== TASK MATERIAL ==
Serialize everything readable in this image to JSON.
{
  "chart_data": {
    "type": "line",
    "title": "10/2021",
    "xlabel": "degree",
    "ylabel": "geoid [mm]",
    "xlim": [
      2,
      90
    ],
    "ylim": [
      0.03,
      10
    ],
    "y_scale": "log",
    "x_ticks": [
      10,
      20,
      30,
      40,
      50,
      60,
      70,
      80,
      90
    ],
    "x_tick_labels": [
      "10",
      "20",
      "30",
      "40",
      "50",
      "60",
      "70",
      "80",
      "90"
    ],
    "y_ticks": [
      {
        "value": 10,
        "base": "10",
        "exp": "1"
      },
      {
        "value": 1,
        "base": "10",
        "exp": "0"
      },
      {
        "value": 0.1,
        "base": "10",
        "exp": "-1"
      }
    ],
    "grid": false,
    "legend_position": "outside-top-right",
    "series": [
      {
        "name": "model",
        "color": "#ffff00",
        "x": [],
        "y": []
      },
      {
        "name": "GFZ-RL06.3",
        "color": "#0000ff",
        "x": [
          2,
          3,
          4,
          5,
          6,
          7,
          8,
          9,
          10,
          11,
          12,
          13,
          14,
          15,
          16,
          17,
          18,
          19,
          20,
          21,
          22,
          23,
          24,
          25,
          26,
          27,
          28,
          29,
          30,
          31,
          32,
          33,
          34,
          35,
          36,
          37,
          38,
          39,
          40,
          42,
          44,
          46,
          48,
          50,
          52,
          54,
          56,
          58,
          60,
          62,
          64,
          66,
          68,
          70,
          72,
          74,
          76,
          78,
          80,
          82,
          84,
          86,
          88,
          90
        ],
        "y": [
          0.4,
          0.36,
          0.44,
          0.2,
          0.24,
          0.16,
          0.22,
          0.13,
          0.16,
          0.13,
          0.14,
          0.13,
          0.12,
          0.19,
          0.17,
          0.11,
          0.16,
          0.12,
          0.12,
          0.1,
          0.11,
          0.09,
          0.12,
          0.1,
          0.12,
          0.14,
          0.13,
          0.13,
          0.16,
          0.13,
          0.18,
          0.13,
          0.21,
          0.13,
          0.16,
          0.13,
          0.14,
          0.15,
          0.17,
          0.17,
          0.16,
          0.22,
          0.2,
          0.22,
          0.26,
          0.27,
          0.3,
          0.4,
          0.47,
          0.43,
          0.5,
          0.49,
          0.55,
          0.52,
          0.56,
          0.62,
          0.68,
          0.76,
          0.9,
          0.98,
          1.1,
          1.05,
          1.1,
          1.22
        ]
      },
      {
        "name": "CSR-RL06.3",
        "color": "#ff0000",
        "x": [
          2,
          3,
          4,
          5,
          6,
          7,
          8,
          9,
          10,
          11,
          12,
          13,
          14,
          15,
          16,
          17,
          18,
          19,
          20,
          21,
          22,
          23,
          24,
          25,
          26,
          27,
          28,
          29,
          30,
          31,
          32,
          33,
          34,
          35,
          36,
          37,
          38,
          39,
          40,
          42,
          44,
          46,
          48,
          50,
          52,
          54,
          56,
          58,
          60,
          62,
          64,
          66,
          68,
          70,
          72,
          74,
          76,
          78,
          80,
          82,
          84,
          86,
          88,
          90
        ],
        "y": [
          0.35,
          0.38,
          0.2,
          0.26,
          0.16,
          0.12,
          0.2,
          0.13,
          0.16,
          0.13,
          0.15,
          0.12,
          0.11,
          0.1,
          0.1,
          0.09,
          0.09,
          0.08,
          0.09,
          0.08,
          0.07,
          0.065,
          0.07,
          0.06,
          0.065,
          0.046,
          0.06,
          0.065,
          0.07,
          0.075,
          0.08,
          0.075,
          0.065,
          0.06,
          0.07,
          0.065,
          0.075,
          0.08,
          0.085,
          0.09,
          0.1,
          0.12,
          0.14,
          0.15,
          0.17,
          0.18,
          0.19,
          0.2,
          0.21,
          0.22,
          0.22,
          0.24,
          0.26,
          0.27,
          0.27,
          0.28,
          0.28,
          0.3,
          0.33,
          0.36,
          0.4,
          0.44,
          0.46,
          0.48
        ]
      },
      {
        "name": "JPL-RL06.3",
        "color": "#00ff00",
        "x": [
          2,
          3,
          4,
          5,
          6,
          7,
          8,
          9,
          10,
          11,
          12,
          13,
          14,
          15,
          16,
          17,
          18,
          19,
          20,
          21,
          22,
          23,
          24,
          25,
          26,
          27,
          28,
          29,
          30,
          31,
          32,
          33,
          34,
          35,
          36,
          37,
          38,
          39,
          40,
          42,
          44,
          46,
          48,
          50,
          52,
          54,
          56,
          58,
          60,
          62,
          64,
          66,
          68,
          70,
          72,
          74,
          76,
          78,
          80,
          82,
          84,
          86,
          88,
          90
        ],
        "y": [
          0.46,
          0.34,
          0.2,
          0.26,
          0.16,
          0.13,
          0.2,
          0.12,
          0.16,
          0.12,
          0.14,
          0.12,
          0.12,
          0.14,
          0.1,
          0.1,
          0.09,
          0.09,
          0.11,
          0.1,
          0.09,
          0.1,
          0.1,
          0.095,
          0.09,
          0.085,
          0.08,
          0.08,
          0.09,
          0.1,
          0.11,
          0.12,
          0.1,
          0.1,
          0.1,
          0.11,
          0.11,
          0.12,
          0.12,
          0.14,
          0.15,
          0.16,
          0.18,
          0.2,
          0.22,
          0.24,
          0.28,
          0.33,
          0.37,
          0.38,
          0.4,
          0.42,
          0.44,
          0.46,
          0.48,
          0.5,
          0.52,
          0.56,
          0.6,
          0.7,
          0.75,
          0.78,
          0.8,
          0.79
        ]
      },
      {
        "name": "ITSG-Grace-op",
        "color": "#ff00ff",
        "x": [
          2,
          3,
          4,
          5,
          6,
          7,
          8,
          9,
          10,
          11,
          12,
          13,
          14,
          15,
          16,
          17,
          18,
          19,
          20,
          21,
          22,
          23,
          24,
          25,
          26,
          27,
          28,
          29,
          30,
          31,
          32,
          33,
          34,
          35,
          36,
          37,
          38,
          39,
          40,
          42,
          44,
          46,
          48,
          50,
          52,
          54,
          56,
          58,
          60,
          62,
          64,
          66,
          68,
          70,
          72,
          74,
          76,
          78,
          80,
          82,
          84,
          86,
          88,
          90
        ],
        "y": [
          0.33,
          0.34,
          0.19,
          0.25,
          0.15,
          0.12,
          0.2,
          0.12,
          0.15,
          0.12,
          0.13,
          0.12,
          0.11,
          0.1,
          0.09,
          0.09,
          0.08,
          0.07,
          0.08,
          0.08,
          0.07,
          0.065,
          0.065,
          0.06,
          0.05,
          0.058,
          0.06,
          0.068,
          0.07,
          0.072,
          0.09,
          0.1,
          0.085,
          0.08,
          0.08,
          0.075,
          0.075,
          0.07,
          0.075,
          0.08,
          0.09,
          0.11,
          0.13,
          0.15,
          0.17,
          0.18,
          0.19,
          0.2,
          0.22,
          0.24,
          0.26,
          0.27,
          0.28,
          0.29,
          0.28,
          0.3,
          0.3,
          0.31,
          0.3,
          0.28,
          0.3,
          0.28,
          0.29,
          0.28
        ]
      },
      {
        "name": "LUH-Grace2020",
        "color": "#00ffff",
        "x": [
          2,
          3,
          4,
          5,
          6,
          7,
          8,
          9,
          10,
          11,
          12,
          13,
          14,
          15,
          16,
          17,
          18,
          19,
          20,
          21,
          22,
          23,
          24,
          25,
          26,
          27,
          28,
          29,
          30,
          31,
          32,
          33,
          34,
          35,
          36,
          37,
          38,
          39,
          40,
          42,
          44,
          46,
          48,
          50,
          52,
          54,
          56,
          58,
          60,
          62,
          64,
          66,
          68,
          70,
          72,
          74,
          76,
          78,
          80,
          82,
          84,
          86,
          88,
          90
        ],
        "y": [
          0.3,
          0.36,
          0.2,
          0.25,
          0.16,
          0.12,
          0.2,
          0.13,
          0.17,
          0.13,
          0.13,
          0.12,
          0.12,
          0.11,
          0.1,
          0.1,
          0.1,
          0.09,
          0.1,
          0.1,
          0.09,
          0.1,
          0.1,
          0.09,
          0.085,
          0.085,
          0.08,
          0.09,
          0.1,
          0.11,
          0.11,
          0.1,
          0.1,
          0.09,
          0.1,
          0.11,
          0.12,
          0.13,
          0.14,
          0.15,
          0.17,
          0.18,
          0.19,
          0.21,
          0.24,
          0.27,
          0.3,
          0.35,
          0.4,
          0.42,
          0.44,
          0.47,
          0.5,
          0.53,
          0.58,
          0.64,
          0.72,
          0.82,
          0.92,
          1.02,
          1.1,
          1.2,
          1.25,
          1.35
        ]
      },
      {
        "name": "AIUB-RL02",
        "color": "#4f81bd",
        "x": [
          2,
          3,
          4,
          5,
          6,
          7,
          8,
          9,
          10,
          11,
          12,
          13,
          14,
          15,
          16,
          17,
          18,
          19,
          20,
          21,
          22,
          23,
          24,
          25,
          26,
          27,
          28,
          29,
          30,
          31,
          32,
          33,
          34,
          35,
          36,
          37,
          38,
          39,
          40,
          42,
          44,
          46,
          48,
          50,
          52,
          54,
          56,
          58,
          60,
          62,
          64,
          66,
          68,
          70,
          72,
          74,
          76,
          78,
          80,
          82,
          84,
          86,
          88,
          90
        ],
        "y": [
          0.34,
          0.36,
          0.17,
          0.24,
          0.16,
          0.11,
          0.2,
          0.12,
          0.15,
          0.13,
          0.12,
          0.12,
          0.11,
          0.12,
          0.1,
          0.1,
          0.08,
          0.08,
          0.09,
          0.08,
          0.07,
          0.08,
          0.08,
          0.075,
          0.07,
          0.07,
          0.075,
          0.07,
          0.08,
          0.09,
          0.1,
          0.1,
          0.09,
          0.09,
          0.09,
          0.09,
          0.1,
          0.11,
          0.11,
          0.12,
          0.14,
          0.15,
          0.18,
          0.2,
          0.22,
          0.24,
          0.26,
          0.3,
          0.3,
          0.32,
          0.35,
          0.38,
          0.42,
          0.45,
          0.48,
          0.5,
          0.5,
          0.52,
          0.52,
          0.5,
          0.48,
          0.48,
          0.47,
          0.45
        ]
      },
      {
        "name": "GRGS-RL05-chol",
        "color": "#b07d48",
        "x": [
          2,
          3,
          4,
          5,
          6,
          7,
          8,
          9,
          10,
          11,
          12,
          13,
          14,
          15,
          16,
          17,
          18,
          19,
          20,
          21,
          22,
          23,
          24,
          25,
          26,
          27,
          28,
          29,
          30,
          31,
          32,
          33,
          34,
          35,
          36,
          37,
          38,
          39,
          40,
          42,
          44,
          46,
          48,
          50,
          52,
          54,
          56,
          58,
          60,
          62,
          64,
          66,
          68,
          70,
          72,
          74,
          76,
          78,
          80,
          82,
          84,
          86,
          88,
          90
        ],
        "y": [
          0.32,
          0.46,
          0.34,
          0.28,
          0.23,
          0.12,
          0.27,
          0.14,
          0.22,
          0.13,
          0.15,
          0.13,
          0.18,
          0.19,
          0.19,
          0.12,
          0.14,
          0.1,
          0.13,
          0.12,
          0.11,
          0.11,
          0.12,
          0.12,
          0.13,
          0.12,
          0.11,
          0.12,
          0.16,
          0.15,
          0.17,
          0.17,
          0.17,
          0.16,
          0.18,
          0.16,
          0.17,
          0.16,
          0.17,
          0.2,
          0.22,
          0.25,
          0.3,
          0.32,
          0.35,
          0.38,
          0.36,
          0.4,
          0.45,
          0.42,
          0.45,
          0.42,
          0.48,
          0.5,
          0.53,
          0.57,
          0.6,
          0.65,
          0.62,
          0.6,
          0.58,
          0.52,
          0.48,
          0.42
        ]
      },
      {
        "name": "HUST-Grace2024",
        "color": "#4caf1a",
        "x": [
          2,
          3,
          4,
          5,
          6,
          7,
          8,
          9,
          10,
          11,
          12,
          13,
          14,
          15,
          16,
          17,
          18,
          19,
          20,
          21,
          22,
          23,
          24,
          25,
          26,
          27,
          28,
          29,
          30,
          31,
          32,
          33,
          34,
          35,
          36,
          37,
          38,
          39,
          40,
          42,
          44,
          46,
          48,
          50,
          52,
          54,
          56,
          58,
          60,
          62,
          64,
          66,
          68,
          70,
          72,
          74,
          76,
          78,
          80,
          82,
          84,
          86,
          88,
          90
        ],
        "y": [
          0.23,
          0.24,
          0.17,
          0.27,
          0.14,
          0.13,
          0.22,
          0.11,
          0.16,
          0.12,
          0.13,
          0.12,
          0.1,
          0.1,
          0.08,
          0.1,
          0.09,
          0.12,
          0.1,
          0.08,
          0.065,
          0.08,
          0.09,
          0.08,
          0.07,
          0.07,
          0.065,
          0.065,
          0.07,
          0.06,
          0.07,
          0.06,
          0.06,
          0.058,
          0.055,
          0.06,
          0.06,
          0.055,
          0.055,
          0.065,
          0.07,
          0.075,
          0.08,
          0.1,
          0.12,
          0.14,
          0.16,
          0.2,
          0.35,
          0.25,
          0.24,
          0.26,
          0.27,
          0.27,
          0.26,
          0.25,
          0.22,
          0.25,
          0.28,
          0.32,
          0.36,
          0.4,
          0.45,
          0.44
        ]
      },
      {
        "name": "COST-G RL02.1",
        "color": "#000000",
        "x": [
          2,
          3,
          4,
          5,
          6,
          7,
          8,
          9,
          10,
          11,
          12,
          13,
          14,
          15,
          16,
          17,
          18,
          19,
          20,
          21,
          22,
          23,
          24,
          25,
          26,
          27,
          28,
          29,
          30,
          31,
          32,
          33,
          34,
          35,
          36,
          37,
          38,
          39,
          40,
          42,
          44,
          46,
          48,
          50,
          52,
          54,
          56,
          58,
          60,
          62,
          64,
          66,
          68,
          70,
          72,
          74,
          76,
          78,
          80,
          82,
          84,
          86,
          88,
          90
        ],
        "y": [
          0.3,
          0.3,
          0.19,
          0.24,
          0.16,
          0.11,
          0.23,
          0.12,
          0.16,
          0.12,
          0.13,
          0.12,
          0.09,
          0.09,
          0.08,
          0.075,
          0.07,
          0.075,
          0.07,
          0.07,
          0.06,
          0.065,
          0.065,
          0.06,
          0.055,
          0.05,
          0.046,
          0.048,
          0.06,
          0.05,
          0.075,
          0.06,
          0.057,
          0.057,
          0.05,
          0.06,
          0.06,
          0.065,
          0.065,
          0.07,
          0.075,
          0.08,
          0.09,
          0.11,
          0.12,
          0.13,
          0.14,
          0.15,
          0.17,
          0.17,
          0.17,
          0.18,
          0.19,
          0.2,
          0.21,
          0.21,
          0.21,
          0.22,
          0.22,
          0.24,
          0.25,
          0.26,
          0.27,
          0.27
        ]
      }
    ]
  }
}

== SET EXERCISE ==
Leave out every line without the string "color" and copy the rest.

== REPLY TO THE EXERCISE ==
        "color": "#ffff00",
        "color": "#0000ff",
        "color": "#ff0000",
        "color": "#00ff00",
        "color": "#ff00ff",
        "color": "#00ffff",
        "color": "#4f81bd",
        "color": "#b07d48",
        "color": "#4caf1a",
        "color": "#000000",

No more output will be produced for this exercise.